(EXERCISE DESCRIPTION):
Which lines below hold the word "style"? Report each one.

[Figure content listings]
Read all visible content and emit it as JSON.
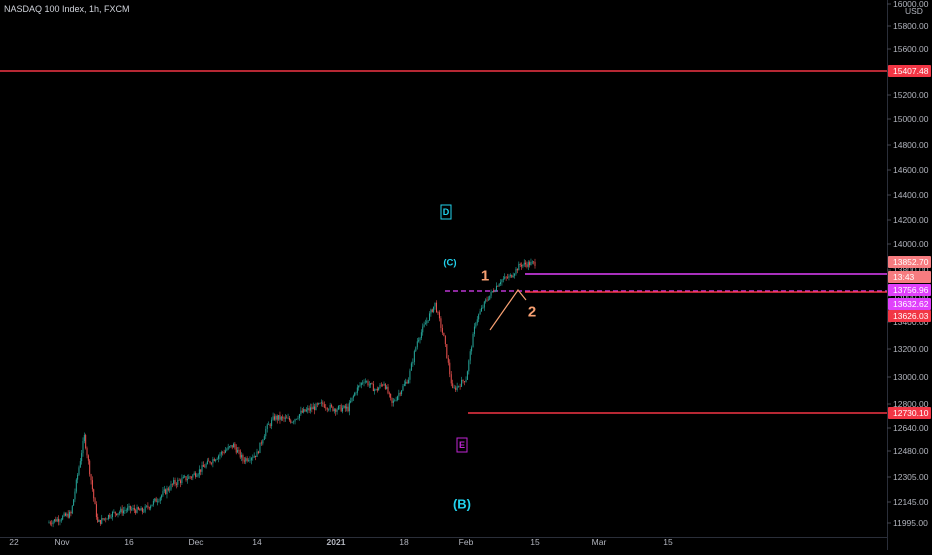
{
  "window": {
    "title": "NASDAQ 100 Index, 1h, FXCM"
  },
  "chart_data": {
    "type": "candlestick",
    "title": "NASDAQ 100 Index, 1h, FXCM",
    "currency": "USD",
    "xlabel": "",
    "ylabel": "",
    "x_ticks": [
      "22",
      "Nov",
      "16",
      "Dec",
      "14",
      "2021",
      "18",
      "Feb",
      "15",
      "Mar",
      "15"
    ],
    "y_ticks": [
      "16000.00",
      "15800.00",
      "15600.00",
      "15400.00",
      "15200.00",
      "15000.00",
      "14800.00",
      "14600.00",
      "14400.00",
      "14200.00",
      "14000.00",
      "13800.00",
      "13600.00",
      "13400.00",
      "13200.00",
      "13000.00",
      "12800.00",
      "12640.00",
      "12480.00",
      "12305.00",
      "12145.00",
      "11995.00"
    ],
    "price_labels": [
      {
        "text": "15407.48",
        "kind": "level"
      },
      {
        "text": "13852.70",
        "kind": "last"
      },
      {
        "text": "13:43",
        "kind": "timer"
      },
      {
        "text": "13756.96",
        "kind": "magenta"
      },
      {
        "text": "13632.62",
        "kind": "magenta"
      },
      {
        "text": "13626.03",
        "kind": "level"
      },
      {
        "text": "12730.10",
        "kind": "level"
      }
    ],
    "wave_labels": [
      {
        "text": "D",
        "style": "cyan-box"
      },
      {
        "text": "(C)",
        "style": "cyan"
      },
      {
        "text": "1",
        "style": "orange"
      },
      {
        "text": "2",
        "style": "orange"
      },
      {
        "text": "E",
        "style": "purple-box"
      },
      {
        "text": "(B)",
        "style": "cyan-big"
      }
    ],
    "series": [
      {
        "x": [
          "Oct 29",
          "Nov 3",
          "Nov 6",
          "Nov 9",
          "Nov 12",
          "Nov 16",
          "Nov 19",
          "Nov 23",
          "Nov 26",
          "Nov 30",
          "Dec 2",
          "Dec 4",
          "Dec 7",
          "Dec 9",
          "Dec 11",
          "Dec 14",
          "Dec 16",
          "Dec 18",
          "Dec 22",
          "Dec 24",
          "Dec 29",
          "Dec 31",
          "Jan 4",
          "Jan 6",
          "Jan 8",
          "Jan 11",
          "Jan 13",
          "Jan 15",
          "Jan 19",
          "Jan 21",
          "Jan 25",
          "Jan 27",
          "Jan 29",
          "Feb 1",
          "Feb 3",
          "Feb 5",
          "Feb 8",
          "Feb 10",
          "Feb 12",
          "Feb 15"
        ],
        "values": [
          11995,
          12060,
          12580,
          11995,
          12060,
          12095,
          12080,
          12180,
          12265,
          12310,
          12355,
          12410,
          12480,
          12520,
          12420,
          12460,
          12630,
          12710,
          12690,
          12740,
          12800,
          12770,
          12770,
          12900,
          12980,
          12900,
          12960,
          12800,
          12990,
          13260,
          13540,
          13280,
          12900,
          12990,
          13410,
          13560,
          13720,
          13750,
          13840,
          13853
        ]
      }
    ]
  }
}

(REPLY):
        "style": "cyan-box"
        "style": "cyan"
        "style": "orange"
        "style": "orange"
        "style": "purple-box"
        "style": "cyan-big"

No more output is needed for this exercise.